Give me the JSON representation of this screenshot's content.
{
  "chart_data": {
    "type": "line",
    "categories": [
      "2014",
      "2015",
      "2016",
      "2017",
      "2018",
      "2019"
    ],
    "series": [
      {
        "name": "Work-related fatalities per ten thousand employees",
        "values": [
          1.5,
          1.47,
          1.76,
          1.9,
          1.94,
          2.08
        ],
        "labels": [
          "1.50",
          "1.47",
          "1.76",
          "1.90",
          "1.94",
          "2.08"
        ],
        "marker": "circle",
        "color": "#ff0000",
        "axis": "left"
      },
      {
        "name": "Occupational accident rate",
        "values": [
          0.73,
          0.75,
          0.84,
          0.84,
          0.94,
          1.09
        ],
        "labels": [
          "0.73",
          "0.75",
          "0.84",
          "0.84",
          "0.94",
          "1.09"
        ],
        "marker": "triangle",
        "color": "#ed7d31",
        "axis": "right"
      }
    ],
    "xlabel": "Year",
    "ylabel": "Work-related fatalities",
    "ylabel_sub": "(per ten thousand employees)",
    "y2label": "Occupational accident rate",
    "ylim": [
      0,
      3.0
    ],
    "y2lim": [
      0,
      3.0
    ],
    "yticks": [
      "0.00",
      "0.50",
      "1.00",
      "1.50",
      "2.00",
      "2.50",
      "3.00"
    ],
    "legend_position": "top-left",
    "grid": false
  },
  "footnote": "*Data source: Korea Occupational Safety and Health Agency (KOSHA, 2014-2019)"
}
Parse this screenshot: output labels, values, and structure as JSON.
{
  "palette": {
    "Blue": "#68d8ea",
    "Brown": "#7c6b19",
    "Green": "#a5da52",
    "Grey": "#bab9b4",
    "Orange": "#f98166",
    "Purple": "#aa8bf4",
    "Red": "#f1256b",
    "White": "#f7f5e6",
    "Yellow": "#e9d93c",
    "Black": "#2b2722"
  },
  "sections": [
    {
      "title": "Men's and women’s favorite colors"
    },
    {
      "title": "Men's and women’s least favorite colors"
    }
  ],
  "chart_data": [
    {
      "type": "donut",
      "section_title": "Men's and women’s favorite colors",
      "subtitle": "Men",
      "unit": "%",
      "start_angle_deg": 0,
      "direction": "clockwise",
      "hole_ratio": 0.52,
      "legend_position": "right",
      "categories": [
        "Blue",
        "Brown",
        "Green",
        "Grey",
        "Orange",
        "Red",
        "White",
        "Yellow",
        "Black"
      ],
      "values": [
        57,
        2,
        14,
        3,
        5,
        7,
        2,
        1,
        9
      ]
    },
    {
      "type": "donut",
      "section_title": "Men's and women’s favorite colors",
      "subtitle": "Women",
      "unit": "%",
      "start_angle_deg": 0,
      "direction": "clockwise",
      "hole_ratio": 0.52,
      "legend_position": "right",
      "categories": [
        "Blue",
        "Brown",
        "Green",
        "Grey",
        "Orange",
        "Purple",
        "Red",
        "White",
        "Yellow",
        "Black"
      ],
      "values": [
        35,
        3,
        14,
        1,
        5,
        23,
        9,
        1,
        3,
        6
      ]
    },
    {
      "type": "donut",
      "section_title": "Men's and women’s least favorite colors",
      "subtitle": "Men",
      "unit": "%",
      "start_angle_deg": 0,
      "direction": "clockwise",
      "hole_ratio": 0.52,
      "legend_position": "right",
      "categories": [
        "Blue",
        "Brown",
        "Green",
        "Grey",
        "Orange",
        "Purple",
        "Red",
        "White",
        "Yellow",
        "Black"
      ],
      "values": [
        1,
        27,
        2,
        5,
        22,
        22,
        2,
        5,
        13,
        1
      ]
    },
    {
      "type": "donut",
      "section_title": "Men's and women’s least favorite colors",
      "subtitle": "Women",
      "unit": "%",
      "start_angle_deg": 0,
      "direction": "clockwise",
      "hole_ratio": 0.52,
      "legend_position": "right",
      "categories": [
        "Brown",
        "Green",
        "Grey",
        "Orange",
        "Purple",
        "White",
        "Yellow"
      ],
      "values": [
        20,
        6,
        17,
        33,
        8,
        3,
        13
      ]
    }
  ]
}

★ ★ ★ ★ ★ ★ ★

Among the entries, how many lines contain the string "thousand"? Give the number without anything else.

__Solution for this task__: 2